* Selected text
______________________________
Sir Charles Parsons – the Man who Powered the World

Electricity: it is impossible to imagine the modern world without it. Simply turn the switch on and it works, but how is it generated? Well, that can be traced back to something called a steam turbine, invented by Charles Algernon Parsons back in 1884…

Today’s modern world is powered by the magic that is electricity. It is the power that keeps the lights on, cooks our food, warms our homes or cools them, depending where in the world you live, and enables all of those TVs and computers to work… whether you want them to or not. Simply turn the switch on and it works, but how is all of that electricity generated? Well, that can be traced back to something called a steam turbine, invented by Charles Parsons back in 1884. Today, over 90% of all electricity generation in the world is produced by the use of steam turbines and that is likely to remain so, long into the foreseeable future.

Sir Charles Algernon Parsons. WC PD.
Sir Charles Algernon Parsons

So, who was this genius Charles Parsons and what on earth are these steam turbines?

The answer to first question is a little easier to answer than the second.

Charles Algernon Parsons was born in London on 13th June 1854 in London. The youngest son of an aristocratic Anglo-Irish family, his father was the astronomer William Parsons, 3rd Earl of Rosse, an English engineer and astronomer.

At their family seat in Birr Castle, County Offaly, Ireland, Charles and his three brothers were educated at home by a number of private tutors, all of whom were well versed in the sciences of the day. Charles would go onto read mathematics at Trinity College Dublin, and then at St. John’s College, Cambridge.

Graduating in 1877 with a first-class honours degree from Cambridge, he joined the Newcastle-based engineering firm of Armstrong Whitworth as an apprentice, an unusual step perhaps for the son of an earl. Later Charles moved to Kitsons in Leeds, where he worked on rocket-powered torpedoes.

In 1884 Charles moved to Clarke, Chapman and Co., a ship-engine manufacturer operating near Newcastle, where he became head of their electrical-equipment development. It was here that he developed a high-speed steam turbine engine and immediately utilised his new engine to drive an electrical generator, which he had also designed.

His steam engine turbine made the cheap and plentiful electricity possible that would revolutionise marine transport worldwide, as well as of course, produce most of the electrical energy that we all enjoy today!

And so, on to that second question. A steam turbine, or steam turbine engine, is a machine or heat engine that extracts thermal energy from pressurised steam and uses it to do mechanical work via a rotating output shaft, which in turn drives an electrical generator, similar to a dynamo.
______________________________
(Region and label listings)
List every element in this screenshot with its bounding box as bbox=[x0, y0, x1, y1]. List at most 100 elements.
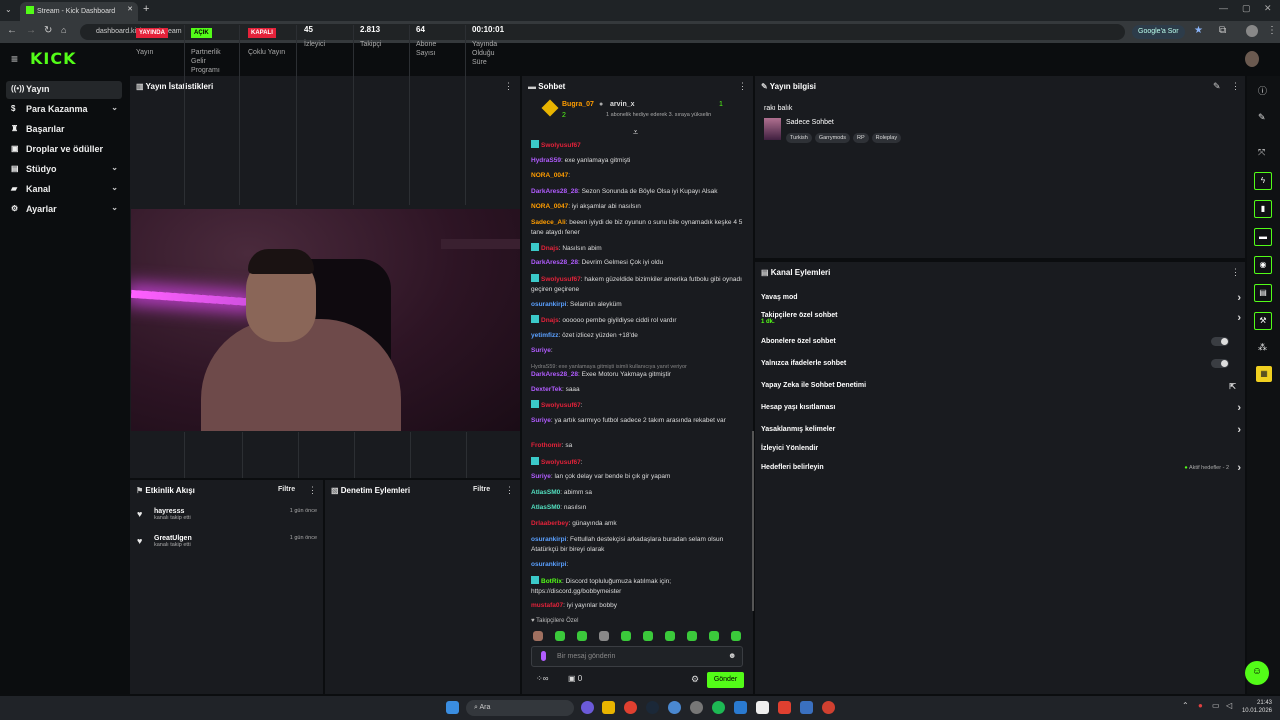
tag[interactable]: Turkish bbox=[786, 133, 812, 143]
bookmark-star-icon[interactable]: ★ bbox=[1194, 25, 1203, 36]
emote-only-toggle[interactable] bbox=[1211, 359, 1229, 368]
pencil-icon[interactable]: ✎ bbox=[1258, 112, 1266, 123]
sidebar-item-ayarlar[interactable]: ⚙ Ayarlar ⌄ bbox=[6, 201, 122, 219]
pinned-user[interactable]: Bugra_07 bbox=[562, 101, 594, 108]
network-icon[interactable]: ▭ bbox=[1212, 701, 1220, 710]
profile-avatar[interactable] bbox=[1246, 25, 1258, 37]
user-avatar[interactable] bbox=[1245, 51, 1259, 67]
collapse-pinned-icon[interactable]: ⩡ bbox=[633, 127, 638, 138]
chat-username[interactable]: AtlasSM0 bbox=[531, 489, 560, 496]
microphone-tray-icon[interactable]: ● bbox=[1198, 701, 1203, 710]
info-icon[interactable]: ⓘ bbox=[1258, 84, 1267, 97]
back-icon[interactable]: ← bbox=[7, 25, 17, 36]
chat-username[interactable]: Suriye bbox=[531, 417, 551, 424]
tray-chevron-icon[interactable]: ⌃ bbox=[1182, 701, 1189, 710]
pinned-user[interactable]: arvin_x bbox=[610, 101, 635, 108]
steam-icon[interactable] bbox=[646, 701, 659, 714]
chat-username[interactable]: osurankirpi bbox=[531, 561, 566, 568]
tab-list-button[interactable]: ⌄ bbox=[5, 5, 12, 14]
volume-icon[interactable]: ◁ bbox=[1226, 701, 1232, 710]
emote[interactable] bbox=[731, 631, 741, 641]
chat-username[interactable]: DarkAres28_28 bbox=[531, 188, 578, 195]
emote[interactable] bbox=[643, 631, 653, 641]
sidebar-item-studyo[interactable]: ▤ Stüdyo ⌄ bbox=[6, 161, 122, 179]
collapse-icon[interactable]: ⤧ bbox=[1258, 147, 1265, 158]
ai-moderation-row[interactable]: Yapay Zeka ile Sohbet Denetimi ⇱ bbox=[761, 382, 1241, 394]
vscode-icon[interactable] bbox=[734, 701, 747, 714]
close-tab-icon[interactable]: ✕ bbox=[127, 5, 133, 13]
emote[interactable] bbox=[621, 631, 631, 641]
chat-username[interactable]: Drlaaberbey bbox=[531, 520, 569, 527]
slow-mode-row[interactable]: Yavaş mod › bbox=[761, 292, 1241, 306]
chrome-active-icon[interactable] bbox=[822, 701, 835, 714]
google-ask-button[interactable]: Google'a Sor bbox=[1132, 25, 1185, 39]
more-options-icon[interactable]: ⋮ bbox=[308, 485, 317, 496]
account-age-row[interactable]: Hesap yaşı kısıtlaması › bbox=[761, 402, 1241, 416]
more-options-icon[interactable]: ⋮ bbox=[1231, 267, 1240, 278]
chat-username[interactable]: Swolyusuf67 bbox=[541, 459, 581, 466]
chat-username[interactable]: DexterTek bbox=[531, 386, 562, 393]
chat-username[interactable]: Swolyusuf67 bbox=[541, 142, 581, 149]
forward-icon[interactable]: → bbox=[26, 25, 36, 36]
emote[interactable] bbox=[665, 631, 675, 641]
more-options-icon[interactable]: ⋮ bbox=[1231, 81, 1240, 92]
sidebar-item-para-kazanma[interactable]: $ Para Kazanma ⌄ bbox=[6, 101, 122, 119]
chat-username[interactable]: Swolyusuf67 bbox=[541, 402, 581, 409]
raid-row[interactable]: İzleyici Yönlendir bbox=[761, 445, 1241, 457]
emoji-icon[interactable]: ☻ bbox=[728, 651, 736, 660]
close-window-icon[interactable]: ✕ bbox=[1264, 3, 1272, 14]
taskbar-search[interactable]: ⌕ Ara bbox=[466, 700, 574, 716]
file-explorer-icon[interactable] bbox=[602, 701, 615, 714]
chat-username[interactable]: HydraS59 bbox=[531, 157, 561, 164]
layers-icon[interactable]: ▤ bbox=[1254, 284, 1272, 302]
points-infinity[interactable]: ⁘∞ bbox=[536, 674, 548, 683]
chat-username[interactable]: yetimfizz bbox=[531, 332, 558, 339]
followers-only-row[interactable]: Takipçilere özel sohbet 1 dk. › bbox=[761, 312, 1241, 328]
chat-input[interactable]: Bir mesaj gönderin ☻ bbox=[531, 646, 743, 667]
document-icon[interactable]: ▮ bbox=[1254, 200, 1272, 218]
chat-username[interactable]: Suriye bbox=[531, 473, 551, 480]
tag[interactable]: Roleplay bbox=[871, 133, 902, 143]
browser-tab[interactable]: Stream - Kick Dashboard ✕ bbox=[20, 2, 138, 21]
app-g-icon[interactable] bbox=[800, 701, 813, 714]
clock[interactable]: 21:43 10.01.2026 bbox=[1240, 699, 1272, 715]
extensions-icon[interactable]: ⧉ bbox=[1219, 25, 1226, 36]
spotify-icon[interactable] bbox=[712, 701, 725, 714]
clapperboard-icon[interactable]: ▦ bbox=[1256, 366, 1272, 382]
chat-username[interactable]: BotRix bbox=[541, 578, 562, 585]
pinned-leaderboard[interactable]: Bugra_07 2 ● arvin_x 1 1 abonelik hediye… bbox=[541, 99, 744, 126]
chat-username[interactable]: AtlasSM0 bbox=[531, 504, 560, 511]
tag[interactable]: Garrymods bbox=[814, 133, 851, 143]
stream-video-preview[interactable] bbox=[131, 209, 520, 431]
chat-username[interactable]: Sadece_Ali bbox=[531, 219, 566, 226]
lightning-icon[interactable]: ϟ bbox=[1254, 172, 1272, 190]
browser-menu-icon[interactable]: ⋮ bbox=[1267, 25, 1277, 36]
emote[interactable] bbox=[555, 631, 565, 641]
microphone-icon[interactable] bbox=[541, 651, 546, 661]
sidebar-item-droplar[interactable]: ▣ Droplar ve ödüller bbox=[6, 141, 122, 159]
chat-username[interactable]: DarkAres28_28 bbox=[531, 371, 578, 378]
chrome-icon[interactable] bbox=[624, 701, 637, 714]
emote[interactable] bbox=[599, 631, 609, 641]
wrench-rail-icon[interactable]: ⚒ bbox=[1254, 312, 1272, 330]
edit-icon[interactable]: ✎ bbox=[1213, 81, 1221, 92]
chat-settings-icon[interactable]: ⚙ bbox=[691, 674, 699, 685]
more-options-icon[interactable]: ⋮ bbox=[505, 485, 514, 496]
emote[interactable] bbox=[709, 631, 719, 641]
chat-username[interactable]: Swolyusuf67 bbox=[541, 276, 581, 283]
more-options-icon[interactable]: ⋮ bbox=[738, 81, 747, 92]
chat-username[interactable]: Dnajs bbox=[541, 317, 559, 324]
gift-counter[interactable]: ▣ 0 bbox=[568, 674, 582, 683]
chat-username[interactable]: osurankirpi bbox=[531, 301, 566, 308]
copilot-icon[interactable] bbox=[581, 701, 594, 714]
emote[interactable] bbox=[533, 631, 543, 641]
emote[interactable] bbox=[577, 631, 587, 641]
notion-icon[interactable] bbox=[756, 701, 769, 714]
new-tab-button[interactable]: + bbox=[143, 3, 149, 15]
stream-category[interactable]: Sadece Sohbet bbox=[786, 119, 834, 126]
tag[interactable]: RP bbox=[853, 133, 869, 143]
start-icon[interactable] bbox=[446, 701, 459, 714]
chat-username[interactable]: Suriye bbox=[531, 347, 551, 354]
kick-logo[interactable]: KICK bbox=[30, 49, 77, 68]
minimize-icon[interactable]: — bbox=[1219, 3, 1228, 13]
______________________________
* Written task 1
Please write out the lines of the entries from the one holding "tag[interactable]: Turkish bbox=[786, 133, 812, 143]" through the one holding "sidebar-item-studyo[interactable]: ▤ Stüdyo", inclusive.
* Written task 2
Extend the piece on Charles Parsons and the steam turbine from where it stops.

* Final answer 1
tag[interactable]: Turkish bbox=[786, 133, 812, 143]
bookmark-star-icon[interactable]: ★ bbox=[1194, 25, 1203, 36]
emote-only-toggle[interactable] bbox=[1211, 359, 1229, 368]
pencil-icon[interactable]: ✎ bbox=[1258, 112, 1266, 123]
sidebar-item-ayarlar[interactable]: ⚙ Ayarlar ⌄ bbox=[6, 201, 122, 219]
pinned-user[interactable]: Bugra_07 bbox=[562, 101, 594, 108]
network-icon[interactable]: ▭ bbox=[1212, 701, 1220, 710]
profile-avatar[interactable] bbox=[1246, 25, 1258, 37]
user-avatar[interactable] bbox=[1245, 51, 1259, 67]
collapse-pinned-icon[interactable]: ⩡ bbox=[633, 127, 638, 138]
chat-username[interactable]: AtlasSM0 bbox=[531, 489, 560, 496]
microphone-tray-icon[interactable]: ● bbox=[1198, 701, 1203, 710]
info-icon[interactable]: ⓘ bbox=[1258, 84, 1267, 97]
back-icon[interactable]: ← bbox=[7, 25, 17, 36]
chat-username[interactable]: Suriye bbox=[531, 417, 551, 424]
tray-chevron-icon[interactable]: ⌃ bbox=[1182, 701, 1189, 710]
pinned-user[interactable]: arvin_x bbox=[610, 101, 635, 108]
steam-icon[interactable] bbox=[646, 701, 659, 714]
chat-username[interactable]: osurankirpi bbox=[531, 561, 566, 568]
tab-list-button[interactable]: ⌄ bbox=[5, 5, 12, 14]
volume-icon[interactable]: ◁ bbox=[1226, 701, 1232, 710]
emote[interactable] bbox=[731, 631, 741, 641]
chat-username[interactable]: DarkAres28_28 bbox=[531, 188, 578, 195]
emote[interactable] bbox=[643, 631, 653, 641]
sidebar-item-studyo[interactable]: ▤ Stüdyo ⌄ bbox=[6, 161, 122, 179]

* Final answer 2
Pinwheel rotation direction depending on blowing position. CC BY-SA 4.0
Pinwheel rotation direction depending on blowing position. CC BY-SA 4.0

Think of a child’s plastic windmill, like the one illustrated, which rotates either in the wind or when a child blows on it. It rotates due to the aerodynamic shape of the plastic blades; however plastic would obviously melt if subjected to high pressure steam. And so, replace those aerodynamic plastic blades with high-grade steel alloy blades, lots of them, all mounted in rows on that central rotating shaft which if coupled to a generator, produces electricity. Such turbogenerators are the core of most modern power stations which can be fuelled by coal, oil, gas, nuclear, or even solar energy.

Assembly of a steam turbine rotor produced by Siemens, Germany. Published with the friendly permission of Siemens Germany. WC.
Assembly of a steam turbine rotor produced by Siemens, Germany. Published with the friendly permission of Siemens Germany

In 1889 Charles founded C. A. Parsons and Company in Newcastle to produce turbo generators to his own design. In the same year he also set up the Newcastle and District Electric Lighting Company and opened the Forth Banks Power Station, the first power station in the world to generate electricity using turbo generators. Although fairly limited in its efficiency, through rapid incremental improvements over a few years Charles built his first megawatt turbine for a generating plant in Germany.

Traditionally steam engines used steam pressure to push a piston back and forth inside a cylinder which could be converted into a rotational force via a connecting rod and crank, rather like the internal combustion engine that powers a petrol or diesel car.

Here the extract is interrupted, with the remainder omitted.